» MATERIAL PROVIDED
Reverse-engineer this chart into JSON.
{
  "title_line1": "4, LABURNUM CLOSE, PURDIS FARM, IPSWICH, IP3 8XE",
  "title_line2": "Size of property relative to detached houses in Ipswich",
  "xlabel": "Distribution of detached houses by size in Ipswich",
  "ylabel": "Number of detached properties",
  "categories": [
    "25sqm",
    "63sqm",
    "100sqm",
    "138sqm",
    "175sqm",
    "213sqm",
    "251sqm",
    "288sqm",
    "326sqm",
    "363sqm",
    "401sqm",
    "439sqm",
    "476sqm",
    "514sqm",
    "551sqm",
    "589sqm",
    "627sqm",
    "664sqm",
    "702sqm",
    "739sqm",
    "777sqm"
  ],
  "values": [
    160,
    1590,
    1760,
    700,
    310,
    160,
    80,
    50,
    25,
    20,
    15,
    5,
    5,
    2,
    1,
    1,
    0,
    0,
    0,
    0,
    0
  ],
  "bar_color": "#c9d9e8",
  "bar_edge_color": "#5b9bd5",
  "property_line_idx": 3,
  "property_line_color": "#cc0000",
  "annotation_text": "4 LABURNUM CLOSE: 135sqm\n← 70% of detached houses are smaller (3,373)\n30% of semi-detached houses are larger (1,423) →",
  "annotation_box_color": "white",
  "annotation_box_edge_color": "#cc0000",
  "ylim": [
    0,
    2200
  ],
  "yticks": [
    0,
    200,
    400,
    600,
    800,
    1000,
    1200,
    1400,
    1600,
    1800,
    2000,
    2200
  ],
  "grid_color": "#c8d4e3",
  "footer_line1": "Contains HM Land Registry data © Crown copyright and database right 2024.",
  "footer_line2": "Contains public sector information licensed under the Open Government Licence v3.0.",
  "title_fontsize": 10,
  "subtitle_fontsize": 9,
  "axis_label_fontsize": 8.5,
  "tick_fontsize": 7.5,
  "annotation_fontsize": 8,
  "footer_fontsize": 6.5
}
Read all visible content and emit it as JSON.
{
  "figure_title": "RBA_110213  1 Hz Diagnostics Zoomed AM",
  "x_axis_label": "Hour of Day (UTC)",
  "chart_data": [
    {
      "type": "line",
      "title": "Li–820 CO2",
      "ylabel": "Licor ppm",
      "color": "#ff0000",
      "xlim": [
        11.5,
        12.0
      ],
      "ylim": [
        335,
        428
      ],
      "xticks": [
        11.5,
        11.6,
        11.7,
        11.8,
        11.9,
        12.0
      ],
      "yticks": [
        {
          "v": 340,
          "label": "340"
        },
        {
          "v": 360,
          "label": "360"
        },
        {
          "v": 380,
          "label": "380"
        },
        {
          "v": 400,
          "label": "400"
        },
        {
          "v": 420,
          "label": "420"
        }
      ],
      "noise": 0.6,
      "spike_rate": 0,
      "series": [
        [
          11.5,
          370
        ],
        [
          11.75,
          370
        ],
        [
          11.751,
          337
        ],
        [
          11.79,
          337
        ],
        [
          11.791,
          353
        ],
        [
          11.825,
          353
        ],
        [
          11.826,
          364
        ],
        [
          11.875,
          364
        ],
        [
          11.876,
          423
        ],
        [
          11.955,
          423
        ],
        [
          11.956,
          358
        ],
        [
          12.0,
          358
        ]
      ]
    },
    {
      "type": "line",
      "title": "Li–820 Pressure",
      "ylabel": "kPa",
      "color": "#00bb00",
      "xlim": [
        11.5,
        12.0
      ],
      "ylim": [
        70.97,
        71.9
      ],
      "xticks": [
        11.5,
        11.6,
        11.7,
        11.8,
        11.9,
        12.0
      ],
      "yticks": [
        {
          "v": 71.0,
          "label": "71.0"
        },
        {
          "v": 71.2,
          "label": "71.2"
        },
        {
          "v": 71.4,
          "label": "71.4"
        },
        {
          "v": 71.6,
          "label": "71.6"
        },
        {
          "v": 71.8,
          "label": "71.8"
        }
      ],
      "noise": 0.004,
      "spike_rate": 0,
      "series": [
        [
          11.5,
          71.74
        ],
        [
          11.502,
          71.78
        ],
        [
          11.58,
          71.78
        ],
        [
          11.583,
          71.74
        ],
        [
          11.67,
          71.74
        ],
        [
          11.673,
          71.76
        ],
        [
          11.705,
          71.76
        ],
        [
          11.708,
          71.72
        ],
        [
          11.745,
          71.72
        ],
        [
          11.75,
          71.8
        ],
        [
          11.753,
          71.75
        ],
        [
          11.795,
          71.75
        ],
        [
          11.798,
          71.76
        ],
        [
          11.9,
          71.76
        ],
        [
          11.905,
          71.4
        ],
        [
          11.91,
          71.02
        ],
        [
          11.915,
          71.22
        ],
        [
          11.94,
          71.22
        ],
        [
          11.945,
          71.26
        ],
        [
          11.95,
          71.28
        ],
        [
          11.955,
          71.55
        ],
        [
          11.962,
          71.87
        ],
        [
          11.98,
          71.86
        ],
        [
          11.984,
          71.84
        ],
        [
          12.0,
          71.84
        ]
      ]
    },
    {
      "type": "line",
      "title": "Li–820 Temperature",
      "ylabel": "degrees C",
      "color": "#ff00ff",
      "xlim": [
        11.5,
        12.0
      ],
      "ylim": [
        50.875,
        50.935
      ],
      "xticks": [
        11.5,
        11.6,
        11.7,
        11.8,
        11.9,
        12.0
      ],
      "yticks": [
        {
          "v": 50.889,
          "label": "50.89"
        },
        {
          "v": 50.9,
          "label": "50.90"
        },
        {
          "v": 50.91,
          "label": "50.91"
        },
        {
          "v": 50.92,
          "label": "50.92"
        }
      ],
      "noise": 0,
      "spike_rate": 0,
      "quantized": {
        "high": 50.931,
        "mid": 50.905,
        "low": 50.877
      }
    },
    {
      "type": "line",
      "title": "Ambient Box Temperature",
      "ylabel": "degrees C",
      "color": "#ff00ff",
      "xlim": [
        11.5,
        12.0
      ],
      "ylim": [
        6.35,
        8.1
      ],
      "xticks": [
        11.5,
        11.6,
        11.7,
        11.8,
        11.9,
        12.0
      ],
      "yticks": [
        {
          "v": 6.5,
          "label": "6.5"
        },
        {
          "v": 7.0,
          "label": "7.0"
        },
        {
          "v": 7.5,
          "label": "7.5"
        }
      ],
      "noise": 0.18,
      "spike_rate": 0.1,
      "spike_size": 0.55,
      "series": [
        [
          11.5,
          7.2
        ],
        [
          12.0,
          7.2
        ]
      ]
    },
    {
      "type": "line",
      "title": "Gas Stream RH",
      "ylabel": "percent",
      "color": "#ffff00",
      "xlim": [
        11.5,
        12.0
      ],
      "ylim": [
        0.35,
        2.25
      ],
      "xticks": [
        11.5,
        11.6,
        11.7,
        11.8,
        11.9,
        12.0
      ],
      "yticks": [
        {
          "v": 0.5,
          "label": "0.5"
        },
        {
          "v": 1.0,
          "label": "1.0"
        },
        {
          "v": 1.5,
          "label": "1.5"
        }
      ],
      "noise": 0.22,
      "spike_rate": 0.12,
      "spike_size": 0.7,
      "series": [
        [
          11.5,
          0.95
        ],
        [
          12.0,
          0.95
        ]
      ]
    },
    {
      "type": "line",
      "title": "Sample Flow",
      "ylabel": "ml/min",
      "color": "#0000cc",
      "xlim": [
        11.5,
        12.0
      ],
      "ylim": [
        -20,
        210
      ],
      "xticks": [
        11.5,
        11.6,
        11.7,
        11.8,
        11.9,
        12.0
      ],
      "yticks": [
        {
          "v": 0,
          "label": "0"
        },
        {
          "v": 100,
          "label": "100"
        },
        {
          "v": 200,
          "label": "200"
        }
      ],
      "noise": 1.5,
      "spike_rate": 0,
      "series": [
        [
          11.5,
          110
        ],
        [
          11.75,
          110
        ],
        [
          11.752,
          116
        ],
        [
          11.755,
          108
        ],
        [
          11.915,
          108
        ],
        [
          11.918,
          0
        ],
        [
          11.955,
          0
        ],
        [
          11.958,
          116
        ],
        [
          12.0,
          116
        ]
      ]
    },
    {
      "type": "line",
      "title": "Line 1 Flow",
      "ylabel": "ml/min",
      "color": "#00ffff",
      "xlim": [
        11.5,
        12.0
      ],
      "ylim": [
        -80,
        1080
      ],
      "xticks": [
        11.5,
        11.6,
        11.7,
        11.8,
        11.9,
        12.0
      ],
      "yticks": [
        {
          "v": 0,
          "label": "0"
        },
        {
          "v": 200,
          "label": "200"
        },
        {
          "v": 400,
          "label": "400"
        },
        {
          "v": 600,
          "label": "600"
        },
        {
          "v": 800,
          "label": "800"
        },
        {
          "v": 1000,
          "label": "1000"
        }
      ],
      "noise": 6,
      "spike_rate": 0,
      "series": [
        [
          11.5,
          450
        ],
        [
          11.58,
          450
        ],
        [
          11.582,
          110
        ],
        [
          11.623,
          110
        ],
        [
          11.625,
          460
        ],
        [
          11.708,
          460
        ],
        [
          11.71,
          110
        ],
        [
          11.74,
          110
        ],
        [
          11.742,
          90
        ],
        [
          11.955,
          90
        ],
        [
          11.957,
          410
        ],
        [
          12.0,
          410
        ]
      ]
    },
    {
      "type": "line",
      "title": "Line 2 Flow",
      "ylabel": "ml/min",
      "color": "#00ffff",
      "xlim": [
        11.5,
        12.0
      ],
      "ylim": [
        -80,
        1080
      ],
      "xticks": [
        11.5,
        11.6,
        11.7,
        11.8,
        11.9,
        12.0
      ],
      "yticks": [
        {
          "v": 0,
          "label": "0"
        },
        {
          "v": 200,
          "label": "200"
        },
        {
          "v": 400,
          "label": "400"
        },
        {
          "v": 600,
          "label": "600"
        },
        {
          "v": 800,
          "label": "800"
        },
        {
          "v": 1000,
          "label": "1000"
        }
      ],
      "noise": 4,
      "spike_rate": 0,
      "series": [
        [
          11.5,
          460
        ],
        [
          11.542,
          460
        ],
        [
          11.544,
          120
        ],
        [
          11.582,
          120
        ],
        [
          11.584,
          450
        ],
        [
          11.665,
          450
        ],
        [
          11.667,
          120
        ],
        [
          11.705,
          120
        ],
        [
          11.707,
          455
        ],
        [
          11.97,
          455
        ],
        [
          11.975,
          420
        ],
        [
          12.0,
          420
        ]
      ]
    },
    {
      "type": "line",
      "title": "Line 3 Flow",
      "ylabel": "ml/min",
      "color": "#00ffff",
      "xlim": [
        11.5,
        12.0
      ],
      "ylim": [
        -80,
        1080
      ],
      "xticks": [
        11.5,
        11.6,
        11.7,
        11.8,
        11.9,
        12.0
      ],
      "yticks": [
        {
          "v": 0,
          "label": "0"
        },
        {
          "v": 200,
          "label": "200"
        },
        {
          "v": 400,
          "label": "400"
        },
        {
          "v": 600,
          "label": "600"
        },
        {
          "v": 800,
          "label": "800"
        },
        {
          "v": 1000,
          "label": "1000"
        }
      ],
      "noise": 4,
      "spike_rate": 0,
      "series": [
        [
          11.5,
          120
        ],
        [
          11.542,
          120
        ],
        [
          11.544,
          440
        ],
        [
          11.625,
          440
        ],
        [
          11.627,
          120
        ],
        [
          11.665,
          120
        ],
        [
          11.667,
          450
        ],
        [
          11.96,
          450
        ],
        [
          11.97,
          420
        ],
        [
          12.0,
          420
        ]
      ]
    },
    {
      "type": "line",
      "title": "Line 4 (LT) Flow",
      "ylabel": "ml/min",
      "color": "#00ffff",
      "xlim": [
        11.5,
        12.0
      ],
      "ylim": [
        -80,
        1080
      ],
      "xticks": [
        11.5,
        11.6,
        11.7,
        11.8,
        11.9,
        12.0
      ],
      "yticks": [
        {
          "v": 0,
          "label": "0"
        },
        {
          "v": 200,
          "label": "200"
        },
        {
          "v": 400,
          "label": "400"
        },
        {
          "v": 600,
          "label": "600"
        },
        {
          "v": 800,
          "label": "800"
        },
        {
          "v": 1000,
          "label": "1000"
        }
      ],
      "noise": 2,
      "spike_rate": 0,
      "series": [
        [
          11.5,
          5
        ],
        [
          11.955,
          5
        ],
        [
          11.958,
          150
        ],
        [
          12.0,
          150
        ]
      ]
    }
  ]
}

» EXERCISE DETAILS
Tell how many lines of the data include the word "CLOSE", and nothing else.

» PROBLEM SOLUTION
2